● **EXERCISE PROMPT**
Search the data below for the word "JSON" and copy each line that holds it.

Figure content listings
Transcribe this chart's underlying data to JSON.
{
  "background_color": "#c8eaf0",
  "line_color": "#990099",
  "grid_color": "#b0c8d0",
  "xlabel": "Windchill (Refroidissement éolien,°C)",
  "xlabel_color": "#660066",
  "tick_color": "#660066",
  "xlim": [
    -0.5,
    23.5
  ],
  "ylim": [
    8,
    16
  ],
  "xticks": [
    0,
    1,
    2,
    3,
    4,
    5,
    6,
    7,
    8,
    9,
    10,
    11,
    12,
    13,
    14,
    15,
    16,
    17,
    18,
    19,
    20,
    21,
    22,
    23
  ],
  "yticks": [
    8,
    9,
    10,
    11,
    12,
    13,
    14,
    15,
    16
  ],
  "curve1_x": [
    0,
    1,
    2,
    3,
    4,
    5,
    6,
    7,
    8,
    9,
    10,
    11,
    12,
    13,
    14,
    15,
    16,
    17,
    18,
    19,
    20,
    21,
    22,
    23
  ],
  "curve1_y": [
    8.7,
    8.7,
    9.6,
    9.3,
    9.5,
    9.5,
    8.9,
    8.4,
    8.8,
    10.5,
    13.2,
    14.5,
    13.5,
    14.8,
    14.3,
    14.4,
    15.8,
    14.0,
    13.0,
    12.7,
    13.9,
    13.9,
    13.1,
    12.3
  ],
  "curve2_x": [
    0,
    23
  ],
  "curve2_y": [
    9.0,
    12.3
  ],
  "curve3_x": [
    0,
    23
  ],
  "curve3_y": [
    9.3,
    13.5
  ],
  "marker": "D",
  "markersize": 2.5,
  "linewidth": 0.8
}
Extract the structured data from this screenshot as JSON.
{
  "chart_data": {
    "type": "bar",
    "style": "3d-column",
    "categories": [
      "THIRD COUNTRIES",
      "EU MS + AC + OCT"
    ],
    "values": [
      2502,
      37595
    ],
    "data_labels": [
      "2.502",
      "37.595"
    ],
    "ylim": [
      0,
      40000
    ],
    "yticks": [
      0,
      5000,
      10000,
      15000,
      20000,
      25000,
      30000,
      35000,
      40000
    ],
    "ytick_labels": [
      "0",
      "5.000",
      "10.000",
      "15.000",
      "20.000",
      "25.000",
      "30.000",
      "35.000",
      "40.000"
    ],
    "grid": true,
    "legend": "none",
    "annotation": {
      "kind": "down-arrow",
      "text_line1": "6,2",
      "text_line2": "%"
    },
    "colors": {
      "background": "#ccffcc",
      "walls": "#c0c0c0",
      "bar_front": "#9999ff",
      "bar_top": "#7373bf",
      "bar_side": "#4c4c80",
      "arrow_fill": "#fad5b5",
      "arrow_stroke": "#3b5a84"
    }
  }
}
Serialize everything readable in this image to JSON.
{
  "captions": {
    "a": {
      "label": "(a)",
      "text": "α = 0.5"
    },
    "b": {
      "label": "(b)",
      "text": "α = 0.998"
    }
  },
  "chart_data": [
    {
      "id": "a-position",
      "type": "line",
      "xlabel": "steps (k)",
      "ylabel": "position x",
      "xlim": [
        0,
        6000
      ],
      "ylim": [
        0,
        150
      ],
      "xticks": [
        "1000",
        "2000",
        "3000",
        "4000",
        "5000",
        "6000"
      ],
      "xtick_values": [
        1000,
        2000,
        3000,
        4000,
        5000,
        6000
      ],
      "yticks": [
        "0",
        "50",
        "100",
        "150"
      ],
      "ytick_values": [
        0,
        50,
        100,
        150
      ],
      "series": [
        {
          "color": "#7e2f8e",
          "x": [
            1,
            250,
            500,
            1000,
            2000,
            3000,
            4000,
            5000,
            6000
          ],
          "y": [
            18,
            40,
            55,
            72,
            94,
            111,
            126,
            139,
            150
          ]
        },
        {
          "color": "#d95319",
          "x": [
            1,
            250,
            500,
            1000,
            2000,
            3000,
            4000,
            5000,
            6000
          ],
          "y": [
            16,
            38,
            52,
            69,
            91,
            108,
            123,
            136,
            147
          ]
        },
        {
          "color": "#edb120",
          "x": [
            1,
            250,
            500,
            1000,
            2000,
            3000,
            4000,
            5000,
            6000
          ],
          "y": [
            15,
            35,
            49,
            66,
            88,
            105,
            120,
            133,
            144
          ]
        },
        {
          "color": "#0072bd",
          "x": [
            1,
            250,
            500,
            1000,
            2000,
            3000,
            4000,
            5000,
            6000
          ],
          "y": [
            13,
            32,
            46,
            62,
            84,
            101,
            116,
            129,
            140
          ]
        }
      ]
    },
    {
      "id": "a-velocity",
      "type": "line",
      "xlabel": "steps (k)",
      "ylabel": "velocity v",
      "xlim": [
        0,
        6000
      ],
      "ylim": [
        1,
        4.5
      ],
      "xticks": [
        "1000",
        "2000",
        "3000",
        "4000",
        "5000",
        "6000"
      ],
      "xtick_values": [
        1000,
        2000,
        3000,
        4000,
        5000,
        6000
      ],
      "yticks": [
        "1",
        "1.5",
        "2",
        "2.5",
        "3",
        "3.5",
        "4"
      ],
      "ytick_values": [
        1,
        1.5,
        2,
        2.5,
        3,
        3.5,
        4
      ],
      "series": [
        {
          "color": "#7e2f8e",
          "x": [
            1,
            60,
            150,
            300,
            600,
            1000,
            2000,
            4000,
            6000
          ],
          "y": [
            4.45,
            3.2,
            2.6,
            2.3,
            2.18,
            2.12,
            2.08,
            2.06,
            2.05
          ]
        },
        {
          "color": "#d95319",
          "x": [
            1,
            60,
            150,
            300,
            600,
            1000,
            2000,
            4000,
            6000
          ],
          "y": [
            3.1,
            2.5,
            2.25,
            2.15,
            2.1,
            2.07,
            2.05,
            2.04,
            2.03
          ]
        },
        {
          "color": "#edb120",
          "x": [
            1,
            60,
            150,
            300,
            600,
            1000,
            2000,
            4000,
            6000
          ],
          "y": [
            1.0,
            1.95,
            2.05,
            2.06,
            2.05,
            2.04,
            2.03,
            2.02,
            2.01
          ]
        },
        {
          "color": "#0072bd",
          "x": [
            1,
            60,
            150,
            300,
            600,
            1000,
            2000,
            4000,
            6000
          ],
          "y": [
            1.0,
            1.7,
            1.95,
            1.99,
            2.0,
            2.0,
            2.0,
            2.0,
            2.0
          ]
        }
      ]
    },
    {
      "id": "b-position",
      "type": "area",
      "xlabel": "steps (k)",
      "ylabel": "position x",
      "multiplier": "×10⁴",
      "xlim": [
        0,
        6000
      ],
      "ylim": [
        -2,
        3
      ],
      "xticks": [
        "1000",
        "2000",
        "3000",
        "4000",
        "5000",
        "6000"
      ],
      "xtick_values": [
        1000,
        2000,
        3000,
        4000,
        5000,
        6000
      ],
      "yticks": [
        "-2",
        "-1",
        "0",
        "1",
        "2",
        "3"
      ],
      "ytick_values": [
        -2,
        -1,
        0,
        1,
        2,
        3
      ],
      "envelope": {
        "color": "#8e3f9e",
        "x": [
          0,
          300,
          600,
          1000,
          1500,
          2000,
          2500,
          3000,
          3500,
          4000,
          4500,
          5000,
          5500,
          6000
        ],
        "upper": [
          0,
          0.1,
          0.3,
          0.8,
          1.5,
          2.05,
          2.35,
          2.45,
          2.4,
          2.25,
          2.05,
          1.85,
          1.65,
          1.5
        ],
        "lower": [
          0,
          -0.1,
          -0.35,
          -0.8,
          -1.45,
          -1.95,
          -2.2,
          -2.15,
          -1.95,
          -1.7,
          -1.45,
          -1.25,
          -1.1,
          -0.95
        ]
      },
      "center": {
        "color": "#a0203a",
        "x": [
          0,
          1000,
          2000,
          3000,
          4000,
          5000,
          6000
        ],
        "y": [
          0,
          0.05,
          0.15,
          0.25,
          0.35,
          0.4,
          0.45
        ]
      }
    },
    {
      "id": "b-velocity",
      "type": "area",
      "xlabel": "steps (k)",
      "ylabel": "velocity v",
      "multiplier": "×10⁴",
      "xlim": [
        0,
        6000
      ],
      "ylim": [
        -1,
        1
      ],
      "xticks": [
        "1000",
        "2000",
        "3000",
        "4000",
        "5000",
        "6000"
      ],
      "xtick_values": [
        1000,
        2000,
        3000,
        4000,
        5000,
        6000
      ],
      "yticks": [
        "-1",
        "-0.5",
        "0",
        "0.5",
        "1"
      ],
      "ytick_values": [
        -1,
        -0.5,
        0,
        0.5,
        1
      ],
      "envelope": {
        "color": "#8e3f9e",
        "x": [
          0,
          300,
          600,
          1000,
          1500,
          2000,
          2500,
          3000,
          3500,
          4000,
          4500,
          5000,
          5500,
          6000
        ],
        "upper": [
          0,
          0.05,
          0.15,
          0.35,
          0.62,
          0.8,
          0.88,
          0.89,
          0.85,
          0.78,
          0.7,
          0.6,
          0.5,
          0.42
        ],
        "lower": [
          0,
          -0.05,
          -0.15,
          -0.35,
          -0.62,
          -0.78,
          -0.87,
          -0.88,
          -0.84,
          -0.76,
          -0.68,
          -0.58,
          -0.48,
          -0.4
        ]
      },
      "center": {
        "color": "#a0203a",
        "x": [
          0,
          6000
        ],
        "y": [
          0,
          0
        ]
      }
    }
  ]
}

● **TASK ANSWER**
Transcribe this chart's underlying data to JSON.
Extract the structured data from this screenshot as JSON.
Serialize everything readable in this image to JSON.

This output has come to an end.